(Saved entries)
===

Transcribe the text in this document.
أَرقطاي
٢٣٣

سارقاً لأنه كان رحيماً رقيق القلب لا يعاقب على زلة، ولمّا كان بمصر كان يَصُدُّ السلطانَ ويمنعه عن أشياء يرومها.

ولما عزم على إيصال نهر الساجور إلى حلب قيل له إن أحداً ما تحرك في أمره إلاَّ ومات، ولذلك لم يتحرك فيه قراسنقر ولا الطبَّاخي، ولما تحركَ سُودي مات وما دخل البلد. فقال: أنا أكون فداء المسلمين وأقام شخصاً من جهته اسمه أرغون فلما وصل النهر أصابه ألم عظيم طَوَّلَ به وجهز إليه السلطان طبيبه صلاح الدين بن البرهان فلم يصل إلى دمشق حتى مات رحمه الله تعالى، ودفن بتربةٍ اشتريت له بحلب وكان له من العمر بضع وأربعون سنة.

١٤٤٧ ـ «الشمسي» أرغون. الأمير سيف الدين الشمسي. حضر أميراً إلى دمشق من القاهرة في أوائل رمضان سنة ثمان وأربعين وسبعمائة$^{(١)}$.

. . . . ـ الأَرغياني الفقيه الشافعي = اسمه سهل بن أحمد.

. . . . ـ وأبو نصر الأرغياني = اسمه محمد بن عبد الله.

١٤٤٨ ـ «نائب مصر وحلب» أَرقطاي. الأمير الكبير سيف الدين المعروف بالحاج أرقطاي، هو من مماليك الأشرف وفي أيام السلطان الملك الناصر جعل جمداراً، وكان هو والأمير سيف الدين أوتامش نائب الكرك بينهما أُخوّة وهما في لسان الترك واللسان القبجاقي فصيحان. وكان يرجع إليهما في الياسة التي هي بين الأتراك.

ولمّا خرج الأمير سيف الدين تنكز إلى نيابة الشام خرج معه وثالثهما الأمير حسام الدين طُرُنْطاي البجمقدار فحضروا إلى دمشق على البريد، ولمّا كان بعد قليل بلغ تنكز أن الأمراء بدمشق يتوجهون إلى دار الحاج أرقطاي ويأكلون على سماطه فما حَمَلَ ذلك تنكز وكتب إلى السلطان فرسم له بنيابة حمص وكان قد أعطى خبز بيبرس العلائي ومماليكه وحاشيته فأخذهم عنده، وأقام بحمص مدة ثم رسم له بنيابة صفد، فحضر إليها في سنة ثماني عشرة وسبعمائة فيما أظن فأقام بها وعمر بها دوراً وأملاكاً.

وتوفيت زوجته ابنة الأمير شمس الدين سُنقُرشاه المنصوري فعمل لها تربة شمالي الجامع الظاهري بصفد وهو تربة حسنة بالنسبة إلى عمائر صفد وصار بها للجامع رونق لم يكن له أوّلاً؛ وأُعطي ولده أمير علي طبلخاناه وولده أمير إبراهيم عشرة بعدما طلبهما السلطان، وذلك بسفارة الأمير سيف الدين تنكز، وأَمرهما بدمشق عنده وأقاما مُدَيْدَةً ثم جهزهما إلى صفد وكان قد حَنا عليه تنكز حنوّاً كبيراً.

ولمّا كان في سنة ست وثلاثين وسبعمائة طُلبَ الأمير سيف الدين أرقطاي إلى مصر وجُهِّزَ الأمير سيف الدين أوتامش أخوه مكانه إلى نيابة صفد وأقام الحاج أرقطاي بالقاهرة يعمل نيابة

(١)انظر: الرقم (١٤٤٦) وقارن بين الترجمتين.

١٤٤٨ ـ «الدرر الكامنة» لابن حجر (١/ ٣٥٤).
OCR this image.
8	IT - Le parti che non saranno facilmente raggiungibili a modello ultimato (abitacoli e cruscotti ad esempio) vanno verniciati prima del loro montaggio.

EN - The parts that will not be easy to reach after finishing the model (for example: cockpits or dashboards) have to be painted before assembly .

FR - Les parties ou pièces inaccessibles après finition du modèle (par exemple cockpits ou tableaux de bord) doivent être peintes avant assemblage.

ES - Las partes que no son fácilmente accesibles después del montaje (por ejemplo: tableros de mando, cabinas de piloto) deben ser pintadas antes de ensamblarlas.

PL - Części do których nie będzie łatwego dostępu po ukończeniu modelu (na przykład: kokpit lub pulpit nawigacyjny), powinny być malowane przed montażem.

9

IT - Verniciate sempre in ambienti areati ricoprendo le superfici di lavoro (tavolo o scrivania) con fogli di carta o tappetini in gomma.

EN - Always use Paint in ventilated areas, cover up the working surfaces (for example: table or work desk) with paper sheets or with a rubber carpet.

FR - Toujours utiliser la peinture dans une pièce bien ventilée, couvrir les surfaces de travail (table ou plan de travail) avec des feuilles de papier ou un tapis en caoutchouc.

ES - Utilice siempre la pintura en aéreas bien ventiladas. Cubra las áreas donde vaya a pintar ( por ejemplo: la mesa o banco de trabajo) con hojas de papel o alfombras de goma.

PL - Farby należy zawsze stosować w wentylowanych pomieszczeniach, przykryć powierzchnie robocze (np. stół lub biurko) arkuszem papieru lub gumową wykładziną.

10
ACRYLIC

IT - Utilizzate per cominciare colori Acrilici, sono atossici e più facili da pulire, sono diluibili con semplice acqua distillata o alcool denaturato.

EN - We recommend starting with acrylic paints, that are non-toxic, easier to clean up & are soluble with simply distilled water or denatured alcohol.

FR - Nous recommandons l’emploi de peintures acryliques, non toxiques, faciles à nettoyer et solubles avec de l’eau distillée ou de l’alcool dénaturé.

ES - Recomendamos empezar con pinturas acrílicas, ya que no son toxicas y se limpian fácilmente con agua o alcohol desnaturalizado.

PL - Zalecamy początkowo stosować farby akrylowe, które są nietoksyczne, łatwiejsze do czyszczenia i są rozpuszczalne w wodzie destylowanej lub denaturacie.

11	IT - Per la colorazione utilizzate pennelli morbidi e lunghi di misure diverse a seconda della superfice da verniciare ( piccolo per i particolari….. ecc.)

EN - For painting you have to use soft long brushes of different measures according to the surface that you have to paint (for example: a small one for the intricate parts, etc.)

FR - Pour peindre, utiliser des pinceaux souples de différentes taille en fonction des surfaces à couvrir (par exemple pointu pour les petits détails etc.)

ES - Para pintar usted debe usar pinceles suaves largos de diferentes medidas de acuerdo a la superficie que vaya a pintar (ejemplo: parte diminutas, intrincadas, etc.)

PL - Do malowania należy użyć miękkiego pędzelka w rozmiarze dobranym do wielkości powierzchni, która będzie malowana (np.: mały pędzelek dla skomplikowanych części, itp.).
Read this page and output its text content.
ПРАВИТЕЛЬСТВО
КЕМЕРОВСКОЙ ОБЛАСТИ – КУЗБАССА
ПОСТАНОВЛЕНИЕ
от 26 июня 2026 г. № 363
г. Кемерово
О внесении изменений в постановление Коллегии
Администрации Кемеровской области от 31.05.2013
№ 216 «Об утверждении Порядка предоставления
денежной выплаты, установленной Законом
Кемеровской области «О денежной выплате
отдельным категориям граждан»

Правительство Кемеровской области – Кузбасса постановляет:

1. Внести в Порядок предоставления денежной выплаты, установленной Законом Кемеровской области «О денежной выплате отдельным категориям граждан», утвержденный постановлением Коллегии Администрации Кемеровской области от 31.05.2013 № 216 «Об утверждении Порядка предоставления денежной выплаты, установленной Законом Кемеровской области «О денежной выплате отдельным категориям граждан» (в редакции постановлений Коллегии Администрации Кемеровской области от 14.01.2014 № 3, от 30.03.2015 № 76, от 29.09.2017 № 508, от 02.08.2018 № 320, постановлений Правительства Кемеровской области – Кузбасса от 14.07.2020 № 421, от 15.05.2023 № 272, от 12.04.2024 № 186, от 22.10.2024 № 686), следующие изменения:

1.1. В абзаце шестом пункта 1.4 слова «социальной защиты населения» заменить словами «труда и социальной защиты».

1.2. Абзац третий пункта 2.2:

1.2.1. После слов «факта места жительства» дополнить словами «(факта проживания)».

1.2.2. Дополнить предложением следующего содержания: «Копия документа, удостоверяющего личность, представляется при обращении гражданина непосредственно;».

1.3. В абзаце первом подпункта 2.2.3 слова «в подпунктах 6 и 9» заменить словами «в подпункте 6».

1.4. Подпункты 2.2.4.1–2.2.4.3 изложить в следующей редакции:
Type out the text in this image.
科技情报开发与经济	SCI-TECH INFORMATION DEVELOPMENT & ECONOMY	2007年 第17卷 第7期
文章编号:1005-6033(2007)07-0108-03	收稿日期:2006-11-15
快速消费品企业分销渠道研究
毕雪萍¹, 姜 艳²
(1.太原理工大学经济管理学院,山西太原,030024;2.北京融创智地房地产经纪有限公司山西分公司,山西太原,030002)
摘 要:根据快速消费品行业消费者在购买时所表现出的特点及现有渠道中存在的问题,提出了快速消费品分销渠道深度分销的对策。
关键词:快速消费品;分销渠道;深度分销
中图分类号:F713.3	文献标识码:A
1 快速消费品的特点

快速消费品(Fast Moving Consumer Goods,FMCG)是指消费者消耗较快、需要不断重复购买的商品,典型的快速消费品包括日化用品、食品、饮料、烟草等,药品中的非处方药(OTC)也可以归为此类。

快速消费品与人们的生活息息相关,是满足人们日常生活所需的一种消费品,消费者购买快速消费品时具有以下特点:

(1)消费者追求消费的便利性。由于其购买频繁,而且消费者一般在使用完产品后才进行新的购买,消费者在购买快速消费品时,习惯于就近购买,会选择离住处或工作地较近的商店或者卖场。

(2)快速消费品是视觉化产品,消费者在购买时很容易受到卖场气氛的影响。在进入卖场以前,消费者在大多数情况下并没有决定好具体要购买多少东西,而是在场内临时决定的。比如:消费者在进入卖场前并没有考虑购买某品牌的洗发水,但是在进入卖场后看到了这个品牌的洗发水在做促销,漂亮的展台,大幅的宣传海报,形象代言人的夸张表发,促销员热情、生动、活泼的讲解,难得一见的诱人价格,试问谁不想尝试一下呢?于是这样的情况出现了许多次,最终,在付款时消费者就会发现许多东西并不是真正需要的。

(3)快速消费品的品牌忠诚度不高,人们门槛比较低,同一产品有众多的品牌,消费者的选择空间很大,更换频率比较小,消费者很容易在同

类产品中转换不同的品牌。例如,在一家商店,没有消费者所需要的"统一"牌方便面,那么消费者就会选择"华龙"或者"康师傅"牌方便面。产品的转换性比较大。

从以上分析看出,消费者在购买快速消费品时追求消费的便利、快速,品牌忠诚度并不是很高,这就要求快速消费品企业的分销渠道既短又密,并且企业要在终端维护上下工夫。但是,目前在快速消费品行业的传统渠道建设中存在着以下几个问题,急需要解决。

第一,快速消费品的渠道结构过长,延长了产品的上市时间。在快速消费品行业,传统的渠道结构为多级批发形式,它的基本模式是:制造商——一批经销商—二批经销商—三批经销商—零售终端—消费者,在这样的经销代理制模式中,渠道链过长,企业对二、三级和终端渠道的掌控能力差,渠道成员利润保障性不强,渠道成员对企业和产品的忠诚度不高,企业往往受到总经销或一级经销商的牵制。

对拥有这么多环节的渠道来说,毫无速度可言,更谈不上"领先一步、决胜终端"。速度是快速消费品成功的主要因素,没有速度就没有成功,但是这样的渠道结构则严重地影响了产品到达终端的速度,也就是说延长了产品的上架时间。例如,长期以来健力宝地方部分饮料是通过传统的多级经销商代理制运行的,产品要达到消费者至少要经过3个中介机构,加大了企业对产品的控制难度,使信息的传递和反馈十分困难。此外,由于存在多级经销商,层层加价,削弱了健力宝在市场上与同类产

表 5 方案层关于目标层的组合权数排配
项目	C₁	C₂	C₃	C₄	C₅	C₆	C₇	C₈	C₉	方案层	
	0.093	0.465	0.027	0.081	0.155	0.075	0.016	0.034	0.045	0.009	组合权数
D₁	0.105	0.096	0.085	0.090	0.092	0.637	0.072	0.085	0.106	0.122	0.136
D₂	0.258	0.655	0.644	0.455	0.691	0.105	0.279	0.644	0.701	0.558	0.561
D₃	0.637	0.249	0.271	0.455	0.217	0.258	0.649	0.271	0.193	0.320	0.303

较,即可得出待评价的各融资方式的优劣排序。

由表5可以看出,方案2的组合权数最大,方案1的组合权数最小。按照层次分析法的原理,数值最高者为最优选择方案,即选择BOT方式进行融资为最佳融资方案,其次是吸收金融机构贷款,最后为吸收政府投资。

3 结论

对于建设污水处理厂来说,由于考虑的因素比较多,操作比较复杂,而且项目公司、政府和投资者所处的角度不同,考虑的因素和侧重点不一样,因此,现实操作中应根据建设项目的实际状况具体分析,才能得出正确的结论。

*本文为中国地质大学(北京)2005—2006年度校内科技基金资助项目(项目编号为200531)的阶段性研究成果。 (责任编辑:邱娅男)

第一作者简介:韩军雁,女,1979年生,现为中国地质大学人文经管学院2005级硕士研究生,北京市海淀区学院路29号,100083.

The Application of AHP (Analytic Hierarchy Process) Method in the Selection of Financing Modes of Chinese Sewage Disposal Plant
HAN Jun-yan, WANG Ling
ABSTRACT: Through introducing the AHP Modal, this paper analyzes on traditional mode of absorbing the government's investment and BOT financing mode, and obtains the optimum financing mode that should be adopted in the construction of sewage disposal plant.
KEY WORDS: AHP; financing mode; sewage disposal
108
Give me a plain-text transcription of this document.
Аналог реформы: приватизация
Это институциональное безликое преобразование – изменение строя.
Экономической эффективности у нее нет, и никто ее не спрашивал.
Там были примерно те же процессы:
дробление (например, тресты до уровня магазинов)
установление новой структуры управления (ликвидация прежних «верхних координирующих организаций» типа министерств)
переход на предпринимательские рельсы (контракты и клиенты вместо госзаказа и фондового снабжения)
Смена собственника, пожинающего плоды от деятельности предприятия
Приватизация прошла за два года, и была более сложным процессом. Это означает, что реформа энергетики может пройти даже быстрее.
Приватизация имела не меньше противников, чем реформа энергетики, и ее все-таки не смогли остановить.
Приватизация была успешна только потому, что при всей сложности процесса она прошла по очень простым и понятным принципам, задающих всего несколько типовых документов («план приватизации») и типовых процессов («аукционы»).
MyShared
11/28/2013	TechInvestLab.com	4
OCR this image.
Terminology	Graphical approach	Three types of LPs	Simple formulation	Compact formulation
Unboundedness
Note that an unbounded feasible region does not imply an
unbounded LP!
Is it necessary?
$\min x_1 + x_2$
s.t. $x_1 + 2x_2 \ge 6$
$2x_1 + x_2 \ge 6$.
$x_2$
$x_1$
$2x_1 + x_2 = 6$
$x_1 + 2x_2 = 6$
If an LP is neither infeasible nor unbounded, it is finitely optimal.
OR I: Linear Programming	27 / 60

===

■ Set problem ■
Take the lines from the one containing "Give me a plain-text" to the last line of the material above and write them out exactly.

■ Solution for this exercise ■
Give me a plain-text transcription of this document.
Аналог реформы: приватизация
Это институциональное безликое преобразование – изменение строя.
Экономической эффективности у нее нет, и никто ее не спрашивал.
Там были примерно те же процессы:
дробление (например, тресты до уровня магазинов)
установление новой структуры управления (ликвидация прежних «верхних координирующих организаций» типа министерств)
переход на предпринимательские рельсы (контракты и клиенты вместо госзаказа и фондового снабжения)
Смена собственника, пожинающего плоды от деятельности предприятия
Приватизация прошла за два года, и была более сложным процессом. Это означает, что реформа энергетики может пройти даже быстрее.
Приватизация имела не меньше противников, чем реформа энергетики, и ее все-таки не смогли остановить.
Приватизация была успешна только потому, что при всей сложности процесса она прошла по очень простым и понятным принципам, задающих всего несколько типовых документов («план приватизации») и типовых процессов («аукционы»).
MyShared
11/28/2013	TechInvestLab.com	4
OCR this image.
Terminology	Graphical approach	Three types of LPs	Simple formulation	Compact formulation
Unboundedness
Note that an unbounded feasible region does not imply an
unbounded LP!
Is it necessary?
$\min x_1 + x_2$
s.t. $x_1 + 2x_2 \ge 6$
$2x_1 + x_2 \ge 6$.
$x_2$
$x_1$
$2x_1 + x_2 = 6$
$x_1 + 2x_2 = 6$
If an LP is neither infeasible nor unbounded, it is finitely optimal.
OR I: Linear Programming	27 / 60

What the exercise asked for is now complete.